» **SUPPLIED DATA**:
·····
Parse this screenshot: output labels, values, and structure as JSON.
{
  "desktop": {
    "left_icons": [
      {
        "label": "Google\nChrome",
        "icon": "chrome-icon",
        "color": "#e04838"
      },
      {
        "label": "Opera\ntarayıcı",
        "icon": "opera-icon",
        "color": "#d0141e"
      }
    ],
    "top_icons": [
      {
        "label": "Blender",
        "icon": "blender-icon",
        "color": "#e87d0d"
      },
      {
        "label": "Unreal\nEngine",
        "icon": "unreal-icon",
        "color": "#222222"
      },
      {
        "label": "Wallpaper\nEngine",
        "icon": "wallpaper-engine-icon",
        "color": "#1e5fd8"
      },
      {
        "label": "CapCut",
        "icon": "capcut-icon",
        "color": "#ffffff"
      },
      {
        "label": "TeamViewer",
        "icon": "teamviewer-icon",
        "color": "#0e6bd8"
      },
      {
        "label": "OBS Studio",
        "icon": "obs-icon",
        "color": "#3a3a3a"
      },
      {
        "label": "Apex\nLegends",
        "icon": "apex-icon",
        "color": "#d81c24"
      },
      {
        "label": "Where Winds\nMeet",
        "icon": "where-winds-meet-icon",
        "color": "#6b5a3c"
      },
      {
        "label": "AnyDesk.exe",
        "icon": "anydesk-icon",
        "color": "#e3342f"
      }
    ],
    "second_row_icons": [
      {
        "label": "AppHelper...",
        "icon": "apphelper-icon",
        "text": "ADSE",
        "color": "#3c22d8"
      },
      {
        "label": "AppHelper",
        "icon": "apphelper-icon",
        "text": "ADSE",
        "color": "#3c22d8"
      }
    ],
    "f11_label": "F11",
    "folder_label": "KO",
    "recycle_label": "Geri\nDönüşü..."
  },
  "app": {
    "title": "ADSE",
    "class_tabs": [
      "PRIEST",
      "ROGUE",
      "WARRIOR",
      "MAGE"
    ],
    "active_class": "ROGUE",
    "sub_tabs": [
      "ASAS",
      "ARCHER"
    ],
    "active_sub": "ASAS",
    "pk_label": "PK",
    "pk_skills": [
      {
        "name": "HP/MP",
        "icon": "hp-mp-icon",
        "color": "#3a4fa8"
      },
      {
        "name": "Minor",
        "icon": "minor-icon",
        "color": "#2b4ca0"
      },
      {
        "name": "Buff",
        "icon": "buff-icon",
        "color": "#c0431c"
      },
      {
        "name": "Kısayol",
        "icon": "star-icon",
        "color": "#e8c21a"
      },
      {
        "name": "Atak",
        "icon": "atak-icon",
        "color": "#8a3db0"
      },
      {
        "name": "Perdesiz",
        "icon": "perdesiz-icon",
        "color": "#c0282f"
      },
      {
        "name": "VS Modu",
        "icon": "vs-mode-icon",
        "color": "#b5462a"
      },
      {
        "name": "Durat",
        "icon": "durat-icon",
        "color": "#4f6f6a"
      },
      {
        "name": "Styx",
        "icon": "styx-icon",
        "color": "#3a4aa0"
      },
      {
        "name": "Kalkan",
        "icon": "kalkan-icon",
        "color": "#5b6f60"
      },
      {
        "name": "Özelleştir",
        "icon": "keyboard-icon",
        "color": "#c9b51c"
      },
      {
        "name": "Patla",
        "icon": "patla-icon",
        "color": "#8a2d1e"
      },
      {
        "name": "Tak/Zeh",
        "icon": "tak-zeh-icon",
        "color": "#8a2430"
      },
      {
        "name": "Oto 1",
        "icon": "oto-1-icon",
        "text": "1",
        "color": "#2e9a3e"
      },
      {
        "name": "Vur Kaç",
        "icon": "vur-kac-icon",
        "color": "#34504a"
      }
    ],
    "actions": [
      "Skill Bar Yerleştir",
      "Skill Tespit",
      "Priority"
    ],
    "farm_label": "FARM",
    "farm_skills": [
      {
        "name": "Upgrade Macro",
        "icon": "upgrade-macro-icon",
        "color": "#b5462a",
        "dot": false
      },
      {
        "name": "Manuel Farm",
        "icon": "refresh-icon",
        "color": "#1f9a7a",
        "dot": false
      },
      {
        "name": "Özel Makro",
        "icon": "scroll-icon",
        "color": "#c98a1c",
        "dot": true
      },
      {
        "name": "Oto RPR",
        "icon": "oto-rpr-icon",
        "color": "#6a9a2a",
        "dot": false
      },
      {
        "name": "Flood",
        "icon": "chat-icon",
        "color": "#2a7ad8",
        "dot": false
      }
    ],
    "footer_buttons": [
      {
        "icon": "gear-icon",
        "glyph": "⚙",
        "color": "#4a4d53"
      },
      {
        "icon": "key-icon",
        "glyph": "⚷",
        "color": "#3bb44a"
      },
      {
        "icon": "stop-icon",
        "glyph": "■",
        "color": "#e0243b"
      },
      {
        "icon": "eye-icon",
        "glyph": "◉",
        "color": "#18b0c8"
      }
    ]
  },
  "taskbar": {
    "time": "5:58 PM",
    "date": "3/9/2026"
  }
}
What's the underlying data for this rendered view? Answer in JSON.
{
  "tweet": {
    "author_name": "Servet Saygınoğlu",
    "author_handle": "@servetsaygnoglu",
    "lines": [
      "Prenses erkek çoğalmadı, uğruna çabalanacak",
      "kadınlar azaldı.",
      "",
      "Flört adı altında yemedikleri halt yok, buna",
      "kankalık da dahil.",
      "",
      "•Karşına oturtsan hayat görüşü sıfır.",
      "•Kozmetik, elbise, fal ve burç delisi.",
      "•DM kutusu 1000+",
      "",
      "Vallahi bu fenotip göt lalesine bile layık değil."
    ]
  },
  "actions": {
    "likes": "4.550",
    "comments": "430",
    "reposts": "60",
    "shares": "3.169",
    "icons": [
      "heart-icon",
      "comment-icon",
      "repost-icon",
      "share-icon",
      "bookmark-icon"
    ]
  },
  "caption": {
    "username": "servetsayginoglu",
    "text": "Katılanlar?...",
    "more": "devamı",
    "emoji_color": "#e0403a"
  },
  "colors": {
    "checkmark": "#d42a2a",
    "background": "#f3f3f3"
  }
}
·····
» **DIRECTION**:
Restate word for word the lines from the one holding "What's the underlying" to the end of the listing, both ends included, and nothing more.

» **PROBLEM SOLUTION**:
What's the underlying data for this rendered view? Answer in JSON.
{
  "tweet": {
    "author_name": "Servet Saygınoğlu",
    "author_handle": "@servetsaygnoglu",
    "lines": [
      "Prenses erkek çoğalmadı, uğruna çabalanacak",
      "kadınlar azaldı.",
      "",
      "Flört adı altında yemedikleri halt yok, buna",
      "kankalık da dahil.",
      "",
      "•Karşına oturtsan hayat görüşü sıfır.",
      "•Kozmetik, elbise, fal ve burç delisi.",
      "•DM kutusu 1000+",
      "",
      "Vallahi bu fenotip göt lalesine bile layık değil."
    ]
  },
  "actions": {
    "likes": "4.550",
    "comments": "430",
    "reposts": "60",
    "shares": "3.169",
    "icons": [
      "heart-icon",
      "comment-icon",
      "repost-icon",
      "share-icon",
      "bookmark-icon"
    ]
  },
  "caption": {
    "username": "servetsayginoglu",
    "text": "Katılanlar?...",
    "more": "devamı",
    "emoji_color": "#e0403a"
  },
  "colors": {
    "checkmark": "#d42a2a",
    "background": "#f3f3f3"
  }
}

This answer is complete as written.